ENTRIES SUPPLIED

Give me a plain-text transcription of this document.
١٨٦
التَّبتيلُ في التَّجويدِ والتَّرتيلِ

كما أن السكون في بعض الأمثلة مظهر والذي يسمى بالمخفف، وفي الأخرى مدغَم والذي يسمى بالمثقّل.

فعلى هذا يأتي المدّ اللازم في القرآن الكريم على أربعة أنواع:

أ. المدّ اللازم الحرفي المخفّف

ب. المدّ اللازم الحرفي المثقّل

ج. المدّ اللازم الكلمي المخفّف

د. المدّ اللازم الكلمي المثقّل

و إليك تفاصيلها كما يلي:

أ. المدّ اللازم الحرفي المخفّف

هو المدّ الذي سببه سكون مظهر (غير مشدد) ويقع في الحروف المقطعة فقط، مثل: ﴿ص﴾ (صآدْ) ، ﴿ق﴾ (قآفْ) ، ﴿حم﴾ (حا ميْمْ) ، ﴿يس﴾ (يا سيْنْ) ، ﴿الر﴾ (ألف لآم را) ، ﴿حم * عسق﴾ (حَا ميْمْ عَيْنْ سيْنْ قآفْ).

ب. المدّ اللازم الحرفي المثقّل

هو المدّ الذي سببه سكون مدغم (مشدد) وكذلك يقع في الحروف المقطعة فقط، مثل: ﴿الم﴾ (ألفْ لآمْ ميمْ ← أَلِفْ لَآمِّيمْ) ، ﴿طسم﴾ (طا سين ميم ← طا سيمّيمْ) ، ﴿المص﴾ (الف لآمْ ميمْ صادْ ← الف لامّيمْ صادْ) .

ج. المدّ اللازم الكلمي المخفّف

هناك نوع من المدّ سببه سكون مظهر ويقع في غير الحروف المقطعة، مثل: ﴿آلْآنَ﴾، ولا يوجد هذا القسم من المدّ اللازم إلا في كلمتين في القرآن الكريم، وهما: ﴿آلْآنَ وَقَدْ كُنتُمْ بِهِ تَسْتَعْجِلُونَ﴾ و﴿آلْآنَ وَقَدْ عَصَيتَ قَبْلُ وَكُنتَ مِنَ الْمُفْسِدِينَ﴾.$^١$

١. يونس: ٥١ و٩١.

WHAT IS REQUIRED
Using the entries above, please restate each one word for word.

COMPLETE OUTPUT
Give me a plain-text transcription of this document.
١٨٦
التَّبتيلُ في التَّجويدِ والتَّرتيلِ

كما أن السكون في بعض الأمثلة مظهر والذي يسمى بالمخفف، وفي الأخرى مدغَم والذي يسمى بالمثقّل.

فعلى هذا يأتي المدّ اللازم في القرآن الكريم على أربعة أنواع:

أ. المدّ اللازم الحرفي المخفّف

ب. المدّ اللازم الحرفي المثقّل

ج. المدّ اللازم الكلمي المخفّف

د. المدّ اللازم الكلمي المثقّل

و إليك تفاصيلها كما يلي:

أ. المدّ اللازم الحرفي المخفّف

هو المدّ الذي سببه سكون مظهر (غير مشدد) ويقع في الحروف المقطعة فقط، مثل: ﴿ص﴾ (صآدْ) ، ﴿ق﴾ (قآفْ) ، ﴿حم﴾ (حا ميْمْ) ، ﴿يس﴾ (يا سيْنْ) ، ﴿الر﴾ (ألف لآم را) ، ﴿حم * عسق﴾ (حَا ميْمْ عَيْنْ سيْنْ قآفْ).

ب. المدّ اللازم الحرفي المثقّل

هو المدّ الذي سببه سكون مدغم (مشدد) وكذلك يقع في الحروف المقطعة فقط، مثل: ﴿الم﴾ (ألفْ لآمْ ميمْ ← أَلِفْ لَآمِّيمْ) ، ﴿طسم﴾ (طا سين ميم ← طا سيمّيمْ) ، ﴿المص﴾ (الف لآمْ ميمْ صادْ ← الف لامّيمْ صادْ) .

ج. المدّ اللازم الكلمي المخفّف

هناك نوع من المدّ سببه سكون مظهر ويقع في غير الحروف المقطعة، مثل: ﴿آلْآنَ﴾، ولا يوجد هذا القسم من المدّ اللازم إلا في كلمتين في القرآن الكريم، وهما: ﴿آلْآنَ وَقَدْ كُنتُمْ بِهِ تَسْتَعْجِلُونَ﴾ و﴿آلْآنَ وَقَدْ عَصَيتَ قَبْلُ وَكُنتَ مِنَ الْمُفْسِدِينَ﴾.$^١$

١. يونس: ٥١ و٩١.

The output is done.